◆ **What you should do**
Transcribe every entry word for word, leaving out all images.

◆ **Data lines**

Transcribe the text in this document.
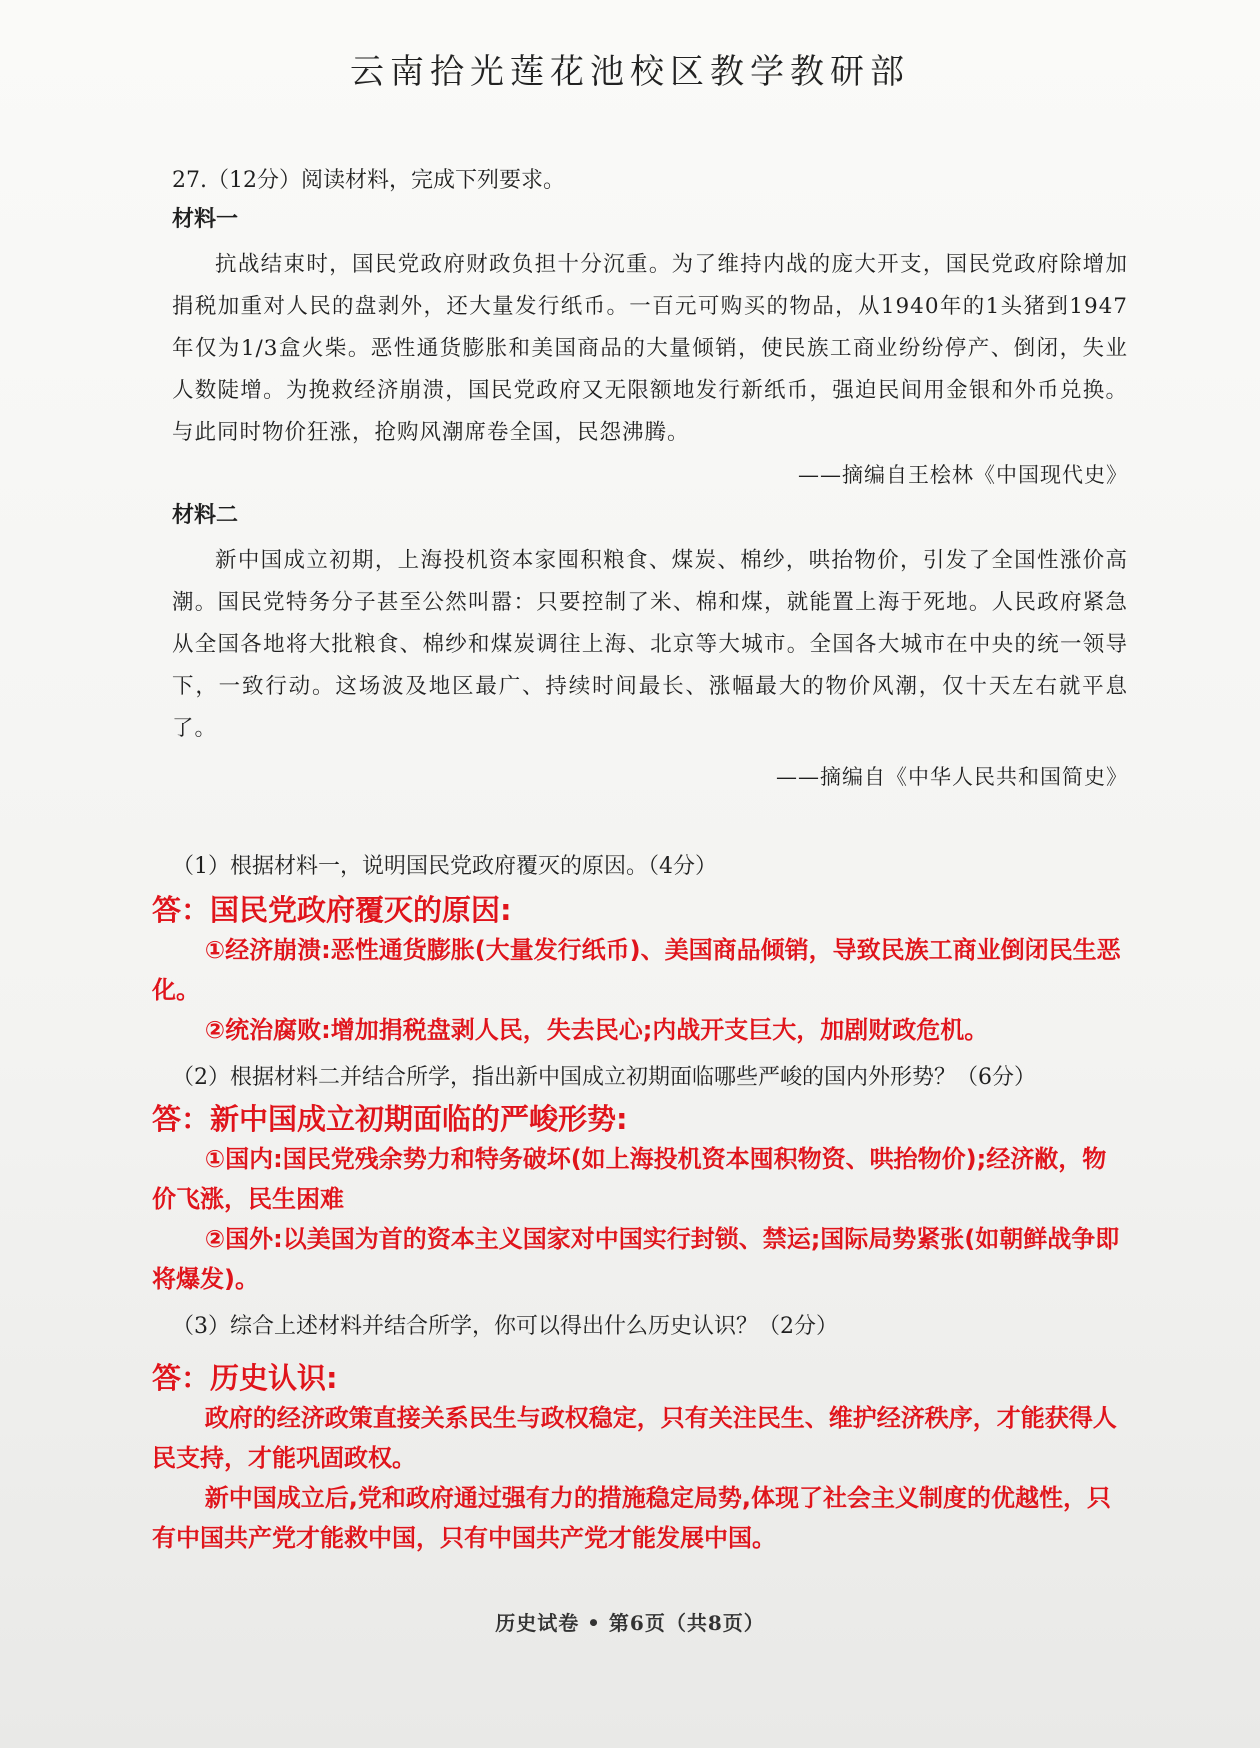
云南拾光莲花池校区教学教研部
27.（12分）阅读材料，完成下列要求。
材料一
抗战结束时，国民党政府财政负担十分沉重。为了维持内战的庞大开支，国民党政府除增加捐税加重对人民的盘剥外，还大量发行纸币。一百元可购买的物品，从1940年的1头猪到1947年仅为1/3盒火柴。恶性通货膨胀和美国商品的大量倾销，使民族工商业纷纷停产、倒闭，失业人数陡增。为挽救经济崩溃，国民党政府又无限额地发行新纸币，强迫民间用金银和外币兑换。与此同时物价狂涨，抢购风潮席卷全国，民怨沸腾。
——摘编自王桧林《中国现代史》
材料二
新中国成立初期，上海投机资本家囤积粮食、煤炭、棉纱，哄抬物价，引发了全国性涨价高潮。国民党特务分子甚至公然叫嚣：只要控制了米、棉和煤，就能置上海于死地。人民政府紧急从全国各地将大批粮食、棉纱和煤炭调往上海、北京等大城市。全国各大城市在中央的统一领导下，一致行动。这场波及地区最广、持续时间最长、涨幅最大的物价风潮，仅十天左右就平息了。
——摘编自《中华人民共和国简史》
（1）根据材料一，说明国民党政府覆灭的原因。（4分）
答：国民党政府覆灭的原因:
①经济崩溃:恶性通货膨胀(大量发行纸币)、美国商品倾销，导致民族工商业倒闭民生恶化。
②统治腐败:增加捐税盘剥人民，失去民心;内战开支巨大，加剧财政危机。
（2）根据材料二并结合所学，指出新中国成立初期面临哪些严峻的国内外形势？（6分）
答：新中国成立初期面临的严峻形势:
①国内:国民党残余势力和特务破坏(如上海投机资本囤积物资、哄抬物价);经济敝，物价飞涨，民生困难
②国外:以美国为首的资本主义国家对中国实行封锁、禁运;国际局势紧张(如朝鲜战争即将爆发)。
（3）综合上述材料并结合所学，你可以得出什么历史认识？（2分）
答：历史认识:
政府的经济政策直接关系民生与政权稳定，只有关注民生、维护经济秩序，才能获得人民支持，才能巩固政权。
新中国成立后,党和政府通过强有力的措施稳定局势,体现了社会主义制度的优越性，只有中国共产党才能救中国，只有中国共产党才能发展中国。
历史试卷 • 第6页（共8页）
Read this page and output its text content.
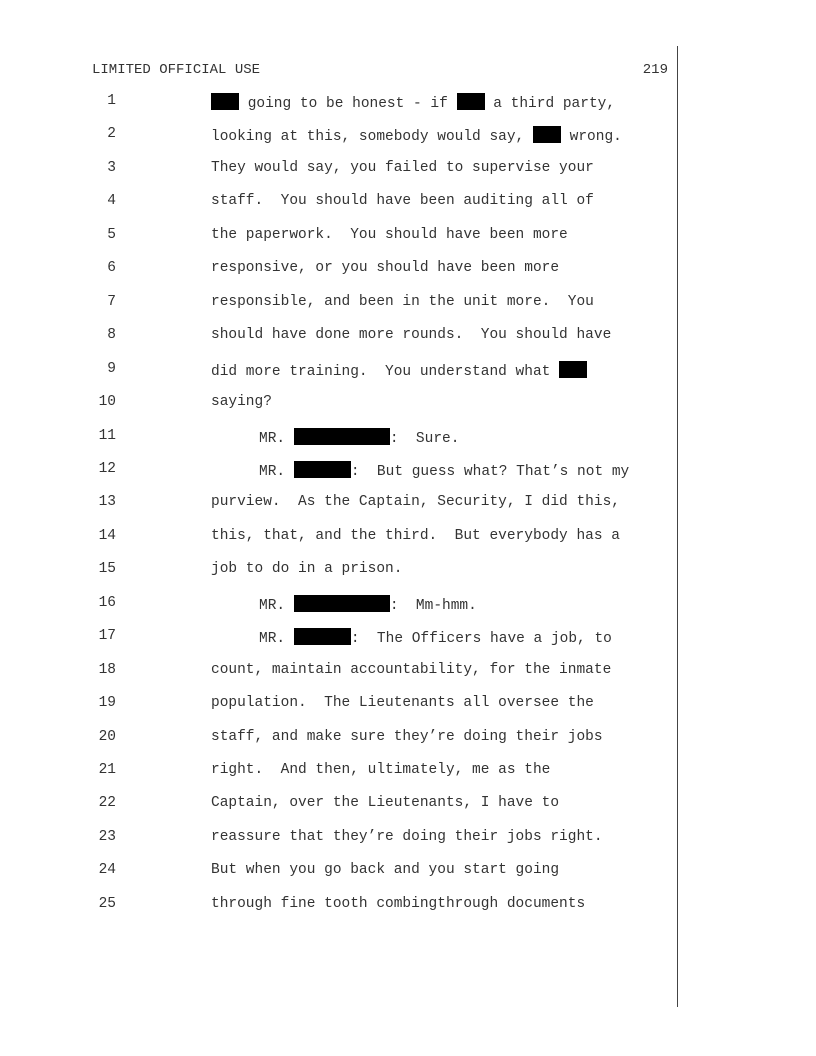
LIMITED OFFICIAL USE	219
1	going to be honest - if  a third party,
2	looking at this, somebody would say,  wrong.
3	They would say, you failed to supervise your
4	staff.  You should have been auditing all of
5	the paperwork.  You should have been more
6	responsive, or you should have been more
7	responsible, and been in the unit more.  You
8	should have done more rounds.  You should have
9	did more training.  You understand what
10	saying?
11	MR.	:  Sure.
12	MR.	:  But guess what? That’s not my
13	purview.  As the Captain, Security, I did this,
14	this, that, and the third.  But everybody has a
15	job to do in a prison.
16	MR.	:  Mm-hmm.
17	MR.	:  The Officers have a job, to
18	count, maintain accountability, for the inmate
19	population.  The Lieutenants all oversee the
20	staff, and make sure they’re doing their jobs
21	right.  And then, ultimately, me as the
22	Captain, over the Lieutenants, I have to
23	reassure that they’re doing their jobs right.
24	But when you go back and you start going
25	through fine tooth combingthrough documents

◆ **Response to this task**
Transcribe the text in this document.
云南拾光莲花池校区教学教研部
27.（12分）阅读材料，完成下列要求。
材料一
抗战结束时，国民党政府财政负担十分沉重。为了维持内战的庞大开支，国民党政府除增加捐税加重对人民的盘剥外，还大量发行纸币。一百元可购买的物品，从1940年的1头猪到1947年仅为1/3盒火柴。恶性通货膨胀和美国商品的大量倾销，使民族工商业纷纷停产、倒闭，失业人数陡增。为挽救经济崩溃，国民党政府又无限额地发行新纸币，强迫民间用金银和外币兑换。与此同时物价狂涨，抢购风潮席卷全国，民怨沸腾。
——摘编自王桧林《中国现代史》
材料二
新中国成立初期，上海投机资本家囤积粮食、煤炭、棉纱，哄抬物价，引发了全国性涨价高潮。国民党特务分子甚至公然叫嚣：只要控制了米、棉和煤，就能置上海于死地。人民政府紧急从全国各地将大批粮食、棉纱和煤炭调往上海、北京等大城市。全国各大城市在中央的统一领导下，一致行动。这场波及地区最广、持续时间最长、涨幅最大的物价风潮，仅十天左右就平息了。
——摘编自《中华人民共和国简史》
（1）根据材料一，说明国民党政府覆灭的原因。（4分）
答：国民党政府覆灭的原因:
①经济崩溃:恶性通货膨胀(大量发行纸币)、美国商品倾销，导致民族工商业倒闭民生恶化。
②统治腐败:增加捐税盘剥人民，失去民心;内战开支巨大，加剧财政危机。
（2）根据材料二并结合所学，指出新中国成立初期面临哪些严峻的国内外形势？（6分）
答：新中国成立初期面临的严峻形势:
①国内:国民党残余势力和特务破坏(如上海投机资本囤积物资、哄抬物价);经济敝，物价飞涨，民生困难
②国外:以美国为首的资本主义国家对中国实行封锁、禁运;国际局势紧张(如朝鲜战争即将爆发)。
（3）综合上述材料并结合所学，你可以得出什么历史认识？（2分）
答：历史认识:
政府的经济政策直接关系民生与政权稳定，只有关注民生、维护经济秩序，才能获得人民支持，才能巩固政权。
新中国成立后,党和政府通过强有力的措施稳定局势,体现了社会主义制度的优越性，只有中国共产党才能救中国，只有中国共产党才能发展中国。
历史试卷 • 第6页（共8页）
Read this page and output its text content.
LIMITED OFFICIAL USE	219
1	going to be honest - if  a third party,
2	looking at this, somebody would say,  wrong.
3	They would say, you failed to supervise your
4	staff.  You should have been auditing all of
5	the paperwork.  You should have been more
6	responsive, or you should have been more
7	responsible, and been in the unit more.  You
8	should have done more rounds.  You should have
9	did more training.  You understand what
10	saying?
11	MR.	:  Sure.
12	MR.	:  But guess what? That’s not my
13	purview.  As the Captain, Security, I did this,
14	this, that, and the third.  But everybody has a
15	job to do in a prison.
16	MR.	:  Mm-hmm.
17	MR.	:  The Officers have a job, to
18	count, maintain accountability, for the inmate
19	population.  The Lieutenants all oversee the
20	staff, and make sure they’re doing their jobs
21	right.  And then, ultimately, me as the
22	Captain, over the Lieutenants, I have to
23	reassure that they’re doing their jobs right.
24	But when you go back and you start going
25	through fine tooth combingthrough documents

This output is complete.